_TAREAS_:
- 1) Indica si cada afirmación concuerda con el texto sobre Kawthar Tamim. Responde sí o no y cita literalmente las palabras del texto que lo deciden. (a) Tamim fue detenida junto con sus cuatro hijos en un puesto de control a las afueras de Damasco. (b) Tamim permaneció detenida durante un año. (c) La prisión subterránea estaba a cargo de la Cuarta División Blindada.
- 2) Escribe la continuación del texto sobre Kawthar Tamim a partir de su última oración.

_PÁGINA_:
Cuando las autoridades sirias detuvieron a Kawthar Tamim y a sus cuatro hijos en un puesto de control a las afueras de la capital, Damasco, ella supo que estaba en apuros.
Era noviembre de 2014 y habían pasado tres años de una guerra civil que duraría otra década. Por aquel entonces, en Siria no hacía falta que una mujer luchara junto a los rebeldes que trataban de derrocar al dictador Bashar al Asad para ser arrojada en su sistema de encarcelamiento y tortura.
Bastaba con ser sospechosa de ser esposa o hija de un rebelde.
El régimen de Al Asad trataba a las familias de sus supuestos enemigos como palanca de negociación, según expresos y grupos de vigilancia de la guerra. Se apoderaban de las mujeres para utilizarlas contra sus maridos, y de los niños para utilizarlos contra sus madres encarceladas.
Tamim, que entonces tenía 34 años y era madre de cinco hijos, era la esposa de un combatiente rebelde escondido en aquel momento. Recordaba que nevaba el día en que las autoridades la llevaron a ella y a sus hijos, que entonces tenían entre 2 y 14 años, a una prisión subterránea.
Las instalaciones estaban dirigidas por la Cuarta División Blindada, una unidad del ejército estrechamente vinculada a la familia Al Asad. Tamim estuvo detenida seis meses.
De vuelta a casa, en la remota aldea de Afrin, en el noroeste de Siria, habló recientemente con The New York Times. Vive allí con su marido, excombatiente rebelde, y con el menor de sus hijos (ahora tienen siete).
Tamim fue una de las muchas exreclusas que se pusieron en contacto entre sí a través de un grupo de apoyo organizado por la Asociación de Personas Detenidas y Desaparecidas de la Prisión de Sednaya, la cárcel de peor reputación de Siria.
Las mujeres describieron cómo las autoridades se las llevaban, a menudo sin acusación formal ni juicio adecuado, y las hacían desaparecer durante meses o más, con o sin sus hijos, en un abismo de tortura física y psicológica.
Algunas dijeron que todavía seguían en la lucha por reconstruir sus familias y sus vidas.
El primer día que Tamim estuvo detenida, dijo que los interrogadores le exigieron saber dónde estaba su marido. Cuando se negó a contestar, le golpearon la frente contra la mesa hasta que la sangre le corrió por el rostro y llegó a su boca.

_DATOS GUARDADOS_:
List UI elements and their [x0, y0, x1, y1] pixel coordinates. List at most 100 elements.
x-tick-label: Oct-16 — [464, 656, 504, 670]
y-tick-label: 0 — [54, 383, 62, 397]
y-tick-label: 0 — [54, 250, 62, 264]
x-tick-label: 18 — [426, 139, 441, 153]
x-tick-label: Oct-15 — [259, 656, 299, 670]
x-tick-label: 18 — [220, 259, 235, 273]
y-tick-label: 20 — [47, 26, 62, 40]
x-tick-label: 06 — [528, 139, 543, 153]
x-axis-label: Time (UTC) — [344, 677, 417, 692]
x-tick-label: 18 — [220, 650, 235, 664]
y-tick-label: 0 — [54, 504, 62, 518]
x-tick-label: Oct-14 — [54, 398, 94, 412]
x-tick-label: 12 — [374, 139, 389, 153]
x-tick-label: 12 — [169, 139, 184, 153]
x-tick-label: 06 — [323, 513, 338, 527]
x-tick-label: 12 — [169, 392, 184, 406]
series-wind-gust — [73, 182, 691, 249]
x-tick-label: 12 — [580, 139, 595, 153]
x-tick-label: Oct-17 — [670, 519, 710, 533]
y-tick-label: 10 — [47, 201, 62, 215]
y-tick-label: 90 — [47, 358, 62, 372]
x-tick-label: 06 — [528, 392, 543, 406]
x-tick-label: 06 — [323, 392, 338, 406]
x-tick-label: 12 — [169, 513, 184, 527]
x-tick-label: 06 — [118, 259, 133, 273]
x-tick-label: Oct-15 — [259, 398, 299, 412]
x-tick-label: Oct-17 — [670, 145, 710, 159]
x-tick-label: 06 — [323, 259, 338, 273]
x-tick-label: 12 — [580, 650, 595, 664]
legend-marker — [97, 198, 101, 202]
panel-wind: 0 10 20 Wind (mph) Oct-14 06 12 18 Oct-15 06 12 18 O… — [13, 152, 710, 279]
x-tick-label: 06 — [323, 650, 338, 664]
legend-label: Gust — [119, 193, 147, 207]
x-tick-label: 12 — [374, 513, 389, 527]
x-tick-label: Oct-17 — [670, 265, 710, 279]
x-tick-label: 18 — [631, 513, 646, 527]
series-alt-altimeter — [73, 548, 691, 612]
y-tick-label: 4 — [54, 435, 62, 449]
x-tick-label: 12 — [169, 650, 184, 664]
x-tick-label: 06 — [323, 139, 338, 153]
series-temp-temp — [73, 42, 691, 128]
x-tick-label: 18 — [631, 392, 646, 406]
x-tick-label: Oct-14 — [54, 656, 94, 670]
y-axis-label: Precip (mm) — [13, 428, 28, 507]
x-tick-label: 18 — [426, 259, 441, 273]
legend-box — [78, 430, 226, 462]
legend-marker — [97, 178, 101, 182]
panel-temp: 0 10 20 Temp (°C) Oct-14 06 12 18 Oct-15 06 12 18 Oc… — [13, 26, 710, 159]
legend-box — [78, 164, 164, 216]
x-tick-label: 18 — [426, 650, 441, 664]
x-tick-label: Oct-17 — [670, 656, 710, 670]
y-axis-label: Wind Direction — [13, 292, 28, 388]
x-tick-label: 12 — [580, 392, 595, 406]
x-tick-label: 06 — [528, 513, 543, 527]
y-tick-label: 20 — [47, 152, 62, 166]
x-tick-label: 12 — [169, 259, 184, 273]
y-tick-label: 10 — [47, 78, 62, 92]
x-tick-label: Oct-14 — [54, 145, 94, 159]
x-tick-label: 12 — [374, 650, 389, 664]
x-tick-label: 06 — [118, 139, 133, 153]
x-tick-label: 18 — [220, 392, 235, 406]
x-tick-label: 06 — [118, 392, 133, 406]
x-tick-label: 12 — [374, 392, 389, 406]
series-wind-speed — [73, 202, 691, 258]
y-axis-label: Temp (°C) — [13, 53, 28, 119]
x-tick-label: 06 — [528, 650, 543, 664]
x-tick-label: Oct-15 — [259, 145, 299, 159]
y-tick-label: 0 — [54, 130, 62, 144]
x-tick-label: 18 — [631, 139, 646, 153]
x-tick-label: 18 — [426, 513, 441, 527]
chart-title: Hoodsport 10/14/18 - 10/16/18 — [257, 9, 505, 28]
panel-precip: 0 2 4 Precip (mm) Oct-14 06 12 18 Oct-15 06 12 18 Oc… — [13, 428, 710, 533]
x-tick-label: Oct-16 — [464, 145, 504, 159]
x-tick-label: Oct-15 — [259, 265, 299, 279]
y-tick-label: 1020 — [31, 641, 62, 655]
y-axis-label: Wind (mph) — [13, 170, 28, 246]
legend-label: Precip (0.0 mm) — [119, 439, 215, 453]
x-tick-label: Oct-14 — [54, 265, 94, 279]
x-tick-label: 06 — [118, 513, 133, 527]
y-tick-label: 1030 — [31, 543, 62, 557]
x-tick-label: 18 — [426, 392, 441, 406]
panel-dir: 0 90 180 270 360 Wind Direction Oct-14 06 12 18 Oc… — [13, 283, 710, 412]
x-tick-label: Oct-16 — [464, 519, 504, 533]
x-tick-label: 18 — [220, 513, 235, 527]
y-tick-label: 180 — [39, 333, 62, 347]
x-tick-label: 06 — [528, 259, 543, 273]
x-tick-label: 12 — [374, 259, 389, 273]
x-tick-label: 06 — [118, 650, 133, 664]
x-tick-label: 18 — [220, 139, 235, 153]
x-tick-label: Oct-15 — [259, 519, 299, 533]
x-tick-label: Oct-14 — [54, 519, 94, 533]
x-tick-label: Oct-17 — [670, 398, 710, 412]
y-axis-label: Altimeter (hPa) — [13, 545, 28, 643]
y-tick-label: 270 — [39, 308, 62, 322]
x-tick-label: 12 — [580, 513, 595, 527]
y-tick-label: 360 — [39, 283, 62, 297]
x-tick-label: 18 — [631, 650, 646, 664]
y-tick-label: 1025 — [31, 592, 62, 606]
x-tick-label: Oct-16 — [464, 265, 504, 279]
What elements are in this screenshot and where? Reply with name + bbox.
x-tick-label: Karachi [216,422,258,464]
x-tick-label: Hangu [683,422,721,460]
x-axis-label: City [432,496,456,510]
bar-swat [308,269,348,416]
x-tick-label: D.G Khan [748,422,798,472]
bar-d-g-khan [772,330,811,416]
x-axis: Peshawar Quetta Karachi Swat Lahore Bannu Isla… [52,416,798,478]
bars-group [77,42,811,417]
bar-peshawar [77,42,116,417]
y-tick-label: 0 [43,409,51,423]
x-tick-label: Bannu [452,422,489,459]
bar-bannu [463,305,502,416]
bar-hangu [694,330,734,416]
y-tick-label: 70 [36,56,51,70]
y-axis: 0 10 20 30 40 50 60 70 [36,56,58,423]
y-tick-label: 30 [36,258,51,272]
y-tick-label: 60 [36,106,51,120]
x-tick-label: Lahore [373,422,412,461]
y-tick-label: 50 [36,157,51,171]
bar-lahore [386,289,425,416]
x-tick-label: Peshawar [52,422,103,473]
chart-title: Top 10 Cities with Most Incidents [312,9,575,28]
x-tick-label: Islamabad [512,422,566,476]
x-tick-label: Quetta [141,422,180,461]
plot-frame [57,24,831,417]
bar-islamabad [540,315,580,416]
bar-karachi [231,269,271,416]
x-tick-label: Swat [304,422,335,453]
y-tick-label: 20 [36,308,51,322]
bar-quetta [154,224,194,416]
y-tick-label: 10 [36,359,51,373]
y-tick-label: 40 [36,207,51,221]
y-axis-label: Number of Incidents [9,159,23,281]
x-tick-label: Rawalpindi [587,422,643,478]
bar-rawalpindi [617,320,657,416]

_RESULTADOS DEL EJERCICIO_:
- 1)
(a) Sí: «Cuando las autoridades sirias detuvieron a Kawthar Tamim y a sus cuatro hijos en un puesto de control a las afueras de la capital, Damasco».
(b) No: «Tamim estuvo detenida seis meses».
(c) Sí: «Las instalaciones estaban dirigidas por la Cuarta División Blindada».

- 2)
Luego la llevaron a una celda diminuta y helada, donde la esperaban sus hijos. Tamim, al igual que otras exreclusas, describió cómo la llevaron a la celda a través de un laberinto de dispositivos de tortura: una silla eléctrica, cadenas que colgaban del techo. Era una amenaza no tan sutil de lo que le esperaba si no revelaba la información que querían.
Al día siguiente, dijo, los interrogadores la acusaron de contrabandear armas y la golpearon hasta que se desmayó. Shaimaa, su hija mayor, que entonces tenía 11 años, dijo que recordaba haber oído los gritos de su madre y haber visto sus magulladuras.
El tercer día fue peor.
Tras azotar a Tamim con un tubo verde de PVC, dijo que los interrogadores la obligaron a ver cómo golpeaban a sus hijos. Primero fue su hijo Baraa, de 14 años. Cuando él se desmayó, fue Shaimaa, quien dijo que los interrogadores utilizaron el mismo tubo con ella.
Después de eso, dijo Tamim, accedió a admitir cualquier cosa. La violencia cesó.
Su cautiverio continuó durante más de seis meses, la mayor parte en Al Jatib, la prisión de Damasco de una rama de la inteligencia militar. Al cabo de unas semanas, dijo Tamim, los funcionarios se llevaron a sus tres hijos menores a un orfanato gestionado por el gobierno y le dijeron que no volvería a verlos. Baraa fue trasladado a la prisión de hombres adyacente.
Como documentó una reciente investigación del Times, el gobierno de Al Asad separó por la fuerza a cientos de niños de sus padres y los internó en orfanatos, muchos de ellos con identidades falsas.
Los hijos de los detenidos pueden estar entre quienes acabaron en los orfanatos, sin que se conozca su verdadera identidad.
Algunas mujeres describieron haber sido detenidas y separadas de sus familias incluso durante los últimos meses del régimen.
Sabah Harmoush, que ahora tiene 37 años, dijo que la detuvieron en marzo del año pasado, solo nueve meses antes de que los rebeldes derrocaran a Al Asad. Su marido y los hermanos de este se habían unido a los rebeldes.
Sus hijos, de entre 4 y 13 años, fueron detenidos con ella, así como su suegra, Houda Mohammed Ajami, de 57 años.
Llevaron a la familia a la prisión de Mezzeh, en Damasco. Durante los interrogatorios, les propinaron patadas, latigazos y puñetazos, dijo Ajami, y añadió que Harmoush sufrió las palizas más duras.
Al cabo de 20 días, sus hijos estaban tan hambrientos y les repugnaba tanto la comida de la prisión que masticaban sus zapatillas, y los trasladaron a un orfanato, dijo Harmoush.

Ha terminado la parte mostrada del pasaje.